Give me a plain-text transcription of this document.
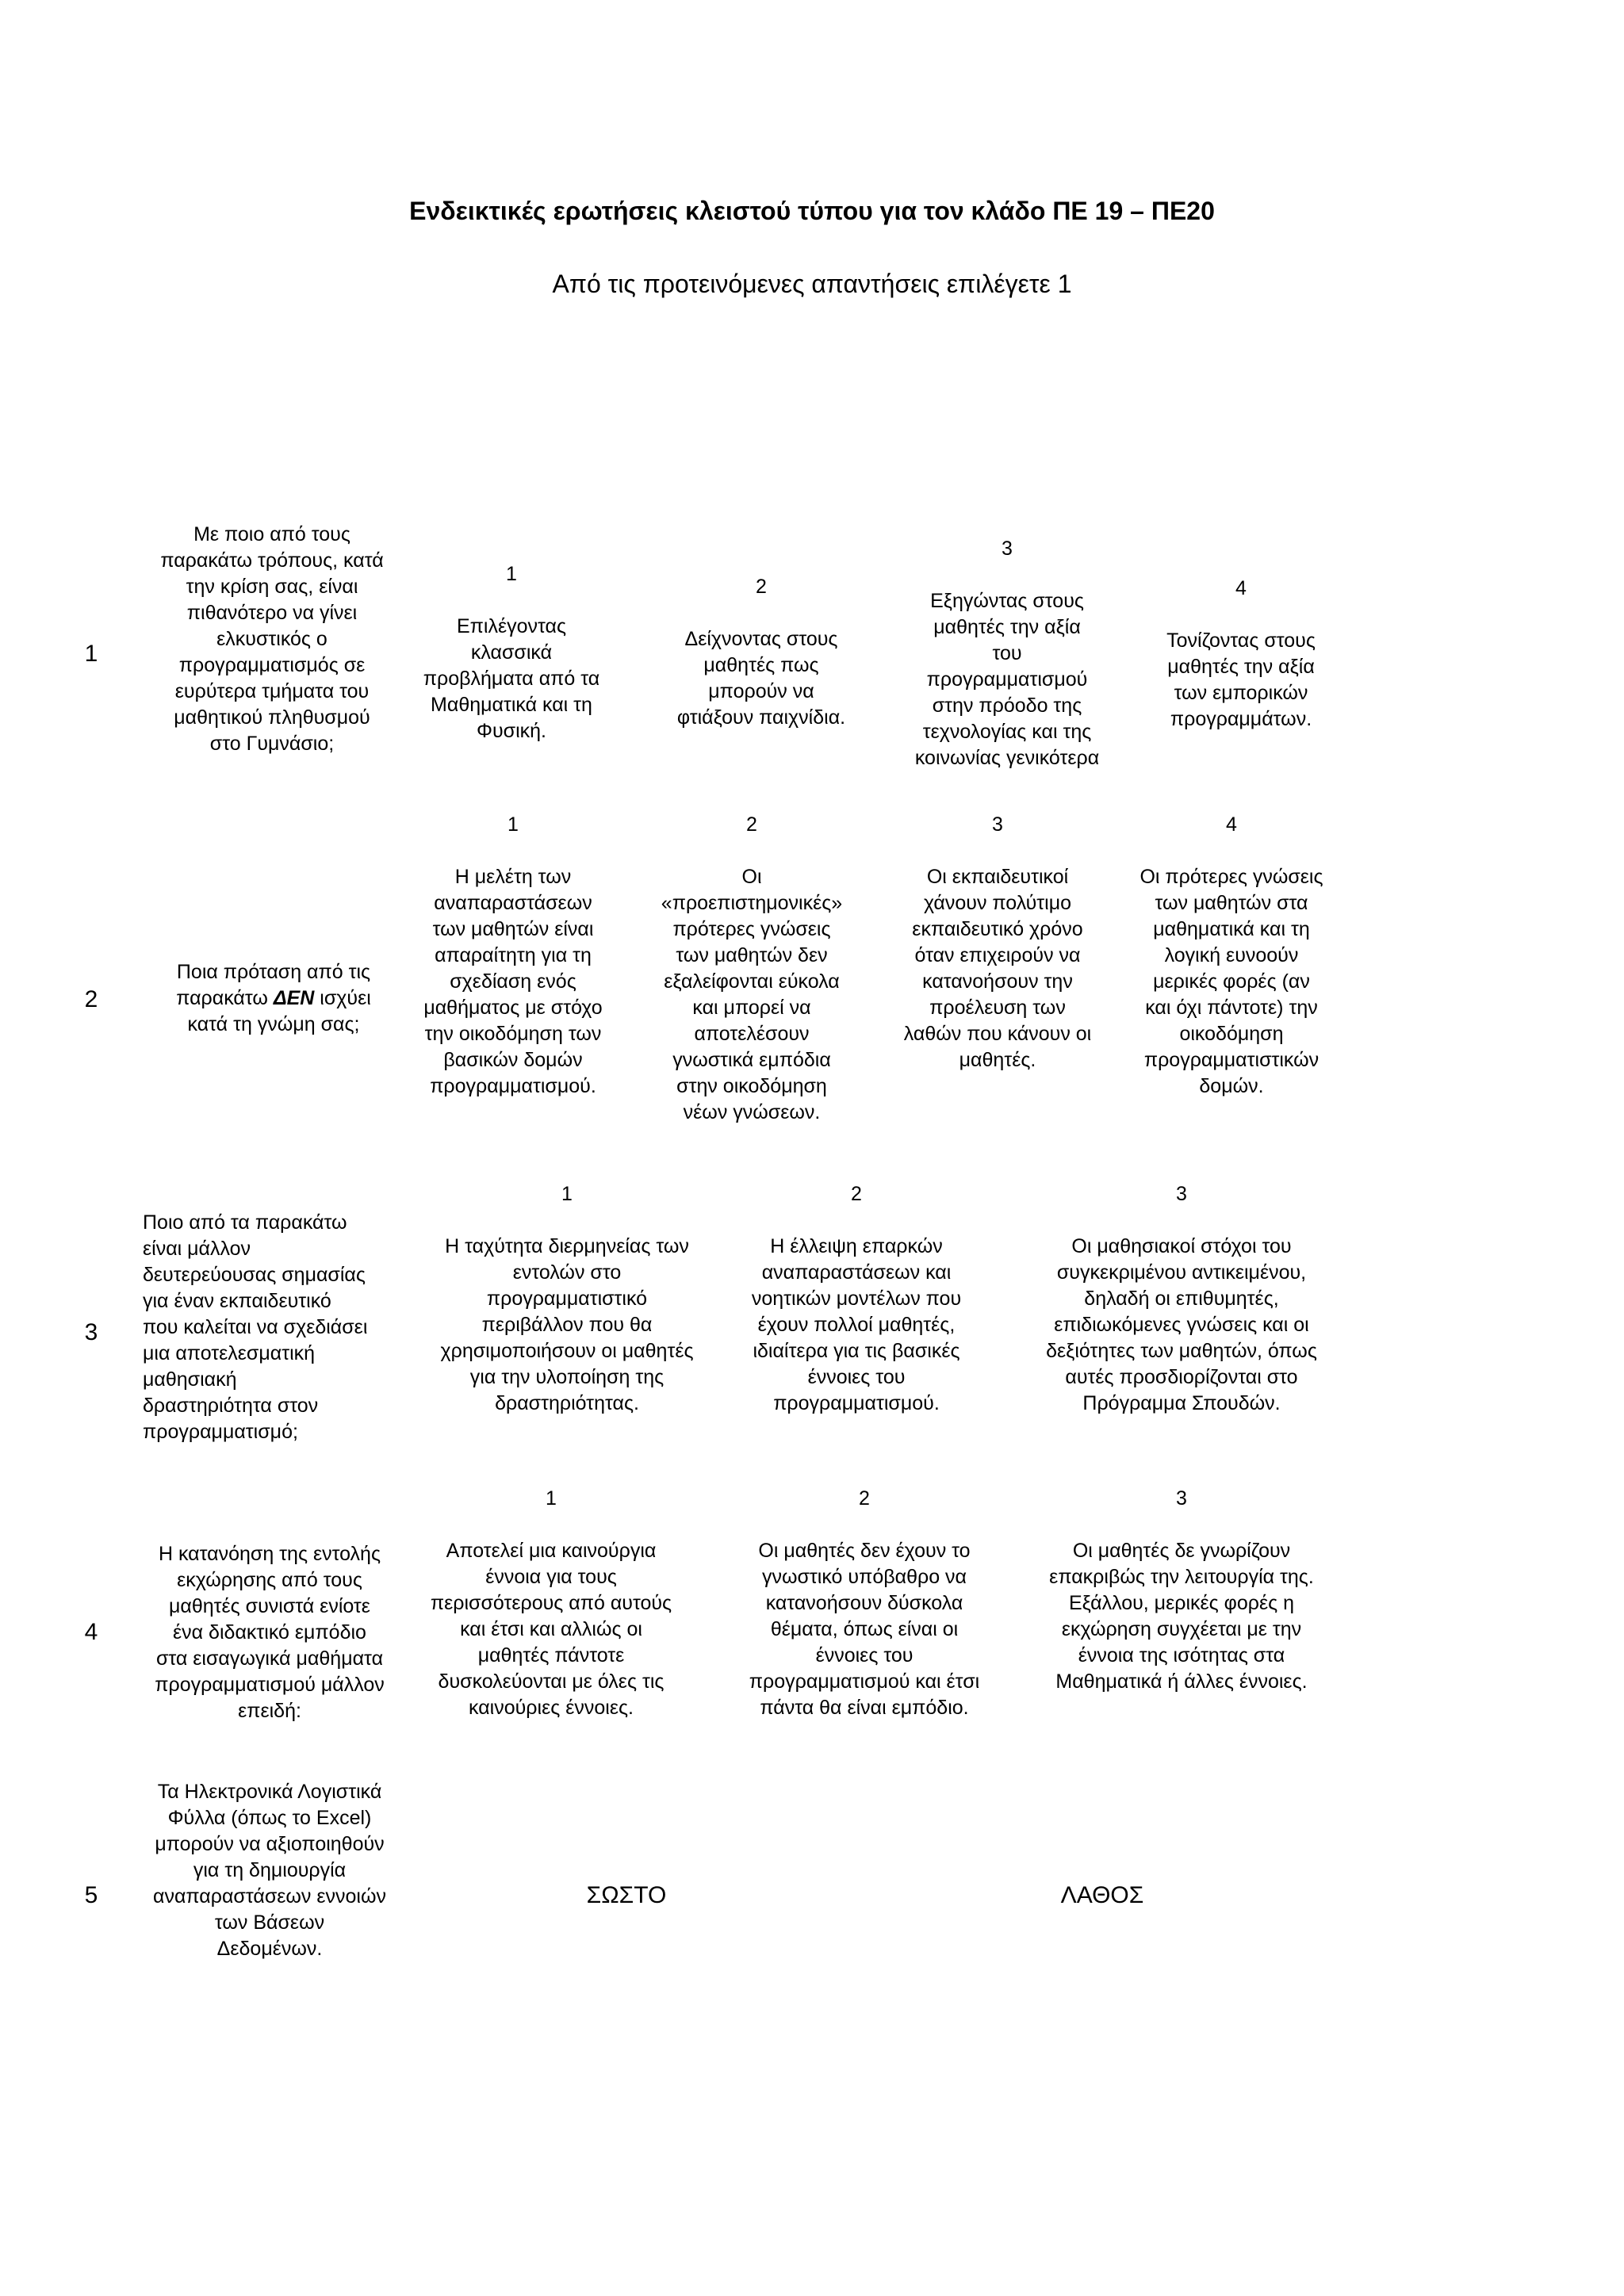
Ενδεικτικές ερωτήσεις κλειστού τύπου για τον κλάδο ΠΕ 19 – ΠΕ20
Από τις προτεινόμενες απαντήσεις επιλέγετε 1
1
Με ποιο από τους
παρακάτω τρόπους, κατά
την κρίση σας, είναι
πιθανότερο να γίνει
ελκυστικός ο
προγραμματισμός σε
ευρύτερα τμήματα του
μαθητικού πληθυσμού
στο Γυμνάσιο;
1
Επιλέγοντας
κλασσικά
προβλήματα από τα
Μαθηματικά και τη
Φυσική.
2
Δείχνοντας στους
μαθητές πως
μπορούν να
φτιάξουν παιχνίδια.
3
Εξηγώντας στους
μαθητές την αξία
του
προγραμματισμού
στην πρόοδο της
τεχνολογίας και της
κοινωνίας γενικότερα
4
Τονίζοντας στους
μαθητές την αξία
των εμπορικών
προγραμμάτων.
2
Ποια πρόταση από τις
παρακάτω ΔΕΝ ισχύει
κατά τη γνώμη σας;
1
Η μελέτη των
αναπαραστάσεων
των μαθητών είναι
απαραίτητη για τη
σχεδίαση ενός
μαθήματος με στόχο
την οικοδόμηση των
βασικών δομών
προγραμματισμού.
2
Οι
«προεπιστημονικές»
πρότερες γνώσεις
των μαθητών δεν
εξαλείφονται εύκολα
και μπορεί να
αποτελέσουν
γνωστικά εμπόδια
στην οικοδόμηση
νέων γνώσεων.
3
Οι εκπαιδευτικοί
χάνουν πολύτιμο
εκπαιδευτικό χρόνο
όταν επιχειρούν να
κατανοήσουν την
προέλευση των
λαθών που κάνουν οι
μαθητές.
4
Οι πρότερες γνώσεις
των μαθητών στα
μαθηματικά και τη
λογική ευνοούν
μερικές φορές (αν
και όχι πάντοτε) την
οικοδόμηση
προγραμματιστικών
δομών.
3
Ποιο από τα παρακάτω
είναι μάλλον
δευτερεύουσας σημασίας
για έναν εκπαιδευτικό
που καλείται να σχεδιάσει
μια αποτελεσματική
μαθησιακή
δραστηριότητα στον
προγραμματισμό;
1
Η ταχύτητα διερμηνείας των
εντολών στο
προγραμματιστικό
περιβάλλον που θα
χρησιμοποιήσουν οι μαθητές
για την υλοποίηση της
δραστηριότητας.
2
Η έλλειψη επαρκών
αναπαραστάσεων και
νοητικών μοντέλων που
έχουν πολλοί μαθητές,
ιδιαίτερα για τις βασικές
έννοιες του
προγραμματισμού.
3
Οι μαθησιακοί στόχοι του
συγκεκριμένου αντικειμένου,
δηλαδή οι επιθυμητές,
επιδιωκόμενες γνώσεις και οι
δεξιότητες των μαθητών, όπως
αυτές προσδιορίζονται στο
Πρόγραμμα Σπουδών.
4
Η κατανόηση της εντολής
εκχώρησης από τους
μαθητές συνιστά ενίοτε
ένα διδακτικό εμπόδιο
στα εισαγωγικά μαθήματα
προγραμματισμού μάλλον
επειδή:
1
Αποτελεί μια καινούργια
έννοια για τους
περισσότερους από αυτούς
και έτσι και αλλιώς οι
μαθητές πάντοτε
δυσκολεύονται με όλες τις
καινούριες έννοιες.
2
Οι μαθητές δεν έχουν το
γνωστικό υπόβαθρο να
κατανοήσουν δύσκολα
θέματα, όπως είναι οι
έννοιες του
προγραμματισμού και έτσι
πάντα θα είναι εμπόδιο.
3
Οι μαθητές δε γνωρίζουν
επακριβώς την λειτουργία της.
Εξάλλου, μερικές φορές η
εκχώρηση συγχέεται με την
έννοια της ισότητας στα
Μαθηματικά ή άλλες έννοιες.
5
Τα Ηλεκτρονικά Λογιστικά
Φύλλα (όπως το Excel)
μπορούν να αξιοποιηθούν
για τη δημιουργία
αναπαραστάσεων εννοιών
των Βάσεων
Δεδομένων.
ΣΩΣΤΟ	ΛΑΘΟΣ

**TASK INSTRUCTIONS:** Each line above is to be copied verbatim. Drop any image from the copy.

**EXPECTED ANSWER:**
Give me a plain-text transcription of this document.
Ενδεικτικές ερωτήσεις κλειστού τύπου για τον κλάδο ΠΕ 19 – ΠΕ20
Από τις προτεινόμενες απαντήσεις επιλέγετε 1
1
Με ποιο από τους
παρακάτω τρόπους, κατά
την κρίση σας, είναι
πιθανότερο να γίνει
ελκυστικός ο
προγραμματισμός σε
ευρύτερα τμήματα του
μαθητικού πληθυσμού
στο Γυμνάσιο;
1
Επιλέγοντας
κλασσικά
προβλήματα από τα
Μαθηματικά και τη
Φυσική.
2
Δείχνοντας στους
μαθητές πως
μπορούν να
φτιάξουν παιχνίδια.
3
Εξηγώντας στους
μαθητές την αξία
του
προγραμματισμού
στην πρόοδο της
τεχνολογίας και της
κοινωνίας γενικότερα
4
Τονίζοντας στους
μαθητές την αξία
των εμπορικών
προγραμμάτων.
2
Ποια πρόταση από τις
παρακάτω ΔΕΝ ισχύει
κατά τη γνώμη σας;
1
Η μελέτη των
αναπαραστάσεων
των μαθητών είναι
απαραίτητη για τη
σχεδίαση ενός
μαθήματος με στόχο
την οικοδόμηση των
βασικών δομών
προγραμματισμού.
2
Οι
«προεπιστημονικές»
πρότερες γνώσεις
των μαθητών δεν
εξαλείφονται εύκολα
και μπορεί να
αποτελέσουν
γνωστικά εμπόδια
στην οικοδόμηση
νέων γνώσεων.
3
Οι εκπαιδευτικοί
χάνουν πολύτιμο
εκπαιδευτικό χρόνο
όταν επιχειρούν να
κατανοήσουν την
προέλευση των
λαθών που κάνουν οι
μαθητές.
4
Οι πρότερες γνώσεις
των μαθητών στα
μαθηματικά και τη
λογική ευνοούν
μερικές φορές (αν
και όχι πάντοτε) την
οικοδόμηση
προγραμματιστικών
δομών.
3
Ποιο από τα παρακάτω
είναι μάλλον
δευτερεύουσας σημασίας
για έναν εκπαιδευτικό
που καλείται να σχεδιάσει
μια αποτελεσματική
μαθησιακή
δραστηριότητα στον
προγραμματισμό;
1
Η ταχύτητα διερμηνείας των
εντολών στο
προγραμματιστικό
περιβάλλον που θα
χρησιμοποιήσουν οι μαθητές
για την υλοποίηση της
δραστηριότητας.
2
Η έλλειψη επαρκών
αναπαραστάσεων και
νοητικών μοντέλων που
έχουν πολλοί μαθητές,
ιδιαίτερα για τις βασικές
έννοιες του
προγραμματισμού.
3
Οι μαθησιακοί στόχοι του
συγκεκριμένου αντικειμένου,
δηλαδή οι επιθυμητές,
επιδιωκόμενες γνώσεις και οι
δεξιότητες των μαθητών, όπως
αυτές προσδιορίζονται στο
Πρόγραμμα Σπουδών.
4
Η κατανόηση της εντολής
εκχώρησης από τους
μαθητές συνιστά ενίοτε
ένα διδακτικό εμπόδιο
στα εισαγωγικά μαθήματα
προγραμματισμού μάλλον
επειδή:
1
Αποτελεί μια καινούργια
έννοια για τους
περισσότερους από αυτούς
και έτσι και αλλιώς οι
μαθητές πάντοτε
δυσκολεύονται με όλες τις
καινούριες έννοιες.
2
Οι μαθητές δεν έχουν το
γνωστικό υπόβαθρο να
κατανοήσουν δύσκολα
θέματα, όπως είναι οι
έννοιες του
προγραμματισμού και έτσι
πάντα θα είναι εμπόδιο.
3
Οι μαθητές δε γνωρίζουν
επακριβώς την λειτουργία της.
Εξάλλου, μερικές φορές η
εκχώρηση συγχέεται με την
έννοια της ισότητας στα
Μαθηματικά ή άλλες έννοιες.
5
Τα Ηλεκτρονικά Λογιστικά
Φύλλα (όπως το Excel)
μπορούν να αξιοποιηθούν
για τη δημιουργία
αναπαραστάσεων εννοιών
των Βάσεων
Δεδομένων.
ΣΩΣΤΟ	ΛΑΘΟΣ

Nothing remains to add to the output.